▶ _Exercise set_:
[A] Return, word for word, the part of the passage on making mRNA vaccines in Australia that opens with the words containing "Wisenberg says the" and closes with "as flu vaccines.".
[B] Supply the next part of the passage on making mRNA vaccines in Australia, starting right after its last sentence.

▶ _Extract to read_:

■ ■ ■ ■

Wisenberg says the plant could mass-produce mRNA vaccines within 12 months, with Commonwealth approval and financial support. CSL has also engaged recently with the Australian Government to discuss how it can make mRNA vaccines onshore. The biotech giant, which is currently making 50 million doses of the AstraZeneca vaccine at its Parkville plant in Victoria, is applying the new mRNA technology to other products, such as flu vaccines.

“CSL is probably the only company able to do that kind of exercise at the moment,” says Professor Colin Pouton, a pharmaceutical biologist at Monash University. He points out that the bottleneck might be commercial opportunities rather than a lack of expertise.

“How much risk are they willing to take in spending their own money to get set up and then not really knowing what the future holds for manufacturing?” Pouton asks. “How much help are they going to get from the government?”

“mRNA vaccines were a completely unfamiliar technology.”

■ ■ ■ ■

Lines from a collection:
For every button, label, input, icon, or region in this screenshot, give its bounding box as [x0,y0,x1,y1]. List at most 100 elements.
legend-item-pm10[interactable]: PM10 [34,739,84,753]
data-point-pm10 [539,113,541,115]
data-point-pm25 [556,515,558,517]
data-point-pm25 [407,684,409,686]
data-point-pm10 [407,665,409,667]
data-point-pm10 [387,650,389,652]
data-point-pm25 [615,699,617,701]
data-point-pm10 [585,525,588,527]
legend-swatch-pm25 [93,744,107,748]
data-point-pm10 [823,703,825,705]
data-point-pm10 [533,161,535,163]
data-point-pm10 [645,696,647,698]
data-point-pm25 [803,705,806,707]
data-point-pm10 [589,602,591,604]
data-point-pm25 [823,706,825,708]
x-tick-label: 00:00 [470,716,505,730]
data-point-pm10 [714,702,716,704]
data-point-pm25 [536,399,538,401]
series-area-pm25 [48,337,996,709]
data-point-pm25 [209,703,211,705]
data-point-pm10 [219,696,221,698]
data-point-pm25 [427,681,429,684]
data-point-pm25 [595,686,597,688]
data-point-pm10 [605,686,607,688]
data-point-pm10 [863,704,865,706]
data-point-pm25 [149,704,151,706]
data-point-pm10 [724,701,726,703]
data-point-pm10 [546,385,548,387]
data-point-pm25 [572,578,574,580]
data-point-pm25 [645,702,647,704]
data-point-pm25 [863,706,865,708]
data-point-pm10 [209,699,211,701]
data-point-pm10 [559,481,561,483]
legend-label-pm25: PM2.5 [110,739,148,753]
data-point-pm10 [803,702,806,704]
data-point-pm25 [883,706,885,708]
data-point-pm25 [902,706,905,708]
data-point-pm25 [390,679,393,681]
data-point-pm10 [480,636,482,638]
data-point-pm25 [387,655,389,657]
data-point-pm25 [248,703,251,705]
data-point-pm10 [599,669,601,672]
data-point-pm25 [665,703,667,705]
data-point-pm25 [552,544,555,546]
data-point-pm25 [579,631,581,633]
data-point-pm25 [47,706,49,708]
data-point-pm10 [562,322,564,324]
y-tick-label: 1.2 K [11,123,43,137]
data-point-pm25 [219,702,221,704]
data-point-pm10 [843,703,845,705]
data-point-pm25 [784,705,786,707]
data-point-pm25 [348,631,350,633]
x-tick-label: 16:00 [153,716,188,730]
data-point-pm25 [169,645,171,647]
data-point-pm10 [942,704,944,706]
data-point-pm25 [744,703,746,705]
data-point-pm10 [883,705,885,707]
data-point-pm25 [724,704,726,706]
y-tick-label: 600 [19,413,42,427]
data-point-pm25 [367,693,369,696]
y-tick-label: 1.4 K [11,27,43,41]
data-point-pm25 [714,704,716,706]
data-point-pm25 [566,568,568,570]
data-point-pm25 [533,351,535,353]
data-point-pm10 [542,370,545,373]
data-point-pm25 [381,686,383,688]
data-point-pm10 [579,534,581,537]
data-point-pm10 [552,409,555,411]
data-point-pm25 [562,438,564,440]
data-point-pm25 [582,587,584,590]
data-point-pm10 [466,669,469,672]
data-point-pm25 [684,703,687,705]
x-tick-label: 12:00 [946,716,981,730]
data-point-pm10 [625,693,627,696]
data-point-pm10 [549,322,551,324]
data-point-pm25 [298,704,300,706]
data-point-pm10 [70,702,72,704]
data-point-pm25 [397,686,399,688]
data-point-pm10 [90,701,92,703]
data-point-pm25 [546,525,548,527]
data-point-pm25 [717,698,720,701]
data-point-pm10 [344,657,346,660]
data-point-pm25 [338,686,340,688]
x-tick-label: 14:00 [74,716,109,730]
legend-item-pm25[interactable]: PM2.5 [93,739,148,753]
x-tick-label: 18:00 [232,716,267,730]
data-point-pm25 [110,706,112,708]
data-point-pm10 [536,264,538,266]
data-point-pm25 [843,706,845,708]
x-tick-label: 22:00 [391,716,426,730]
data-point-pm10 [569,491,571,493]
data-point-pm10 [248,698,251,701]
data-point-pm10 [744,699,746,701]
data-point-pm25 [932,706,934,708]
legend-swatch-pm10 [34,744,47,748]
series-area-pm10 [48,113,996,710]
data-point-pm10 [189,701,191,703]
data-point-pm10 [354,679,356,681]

■ ■ ■ ■

▶ _Answers_:
[A]
Wisenberg says the plant could mass-produce mRNA vaccines within 12 months, with Commonwealth approval and financial support. CSL has also engaged recently with the Australian Government to discuss how it can make mRNA vaccines onshore. The biotech giant, which is currently making 50 million doses of the AstraZeneca vaccine at its Parkville plant in Victoria, is applying the new mRNA technology to other products, such as flu vaccines.

[B]
In April, the Victorian Government released a $50 million investment to set up a facility to develop and manufacture mRNA vaccines in Australia. Monash University’s experts are working with the Victorian Government, the University of Melbourne and the Doherty Institute to establish and scale mRNA vaccine manufacturing. According to Pouton, that amount will be enough to get clinical trials started and perhaps set up a facility that can produce enough vaccine to run them. But to set up a facility able to make vaccines for our population, many tens of millions more will be needed.

Monash researchers, led by Pouton, started working on mRNA vaccines for COVID-19 as soon as the pandemic began. By April last year, they had the first candidates. But while their US counterparts at Pfizer and Moderna were being showered with billions of dollars by their government, the Monash group had insufficient funding to begin animal testing.

“We didn’t really have any funding until almost the end of 2020,” Pouton says. “mRNA vaccines were a completely unfamiliar technology. We were pretty confident that mRNA would work, but it was such an unknown that it wasn’t really possible to get money from the government at that time.”

Monash researchers have developed an mRNA vaccine that only encodes the tip of the spike rather than the whole spike protein, as the currently used vaccines do. They hope to elicit an even stronger immune response by focusing solely on the portion of the spike that is responsible for cell binding. Thanks to the Victorian Government funding, the team is planning to begin phase one clinical trials in October, after obtaining promising results from animal studies.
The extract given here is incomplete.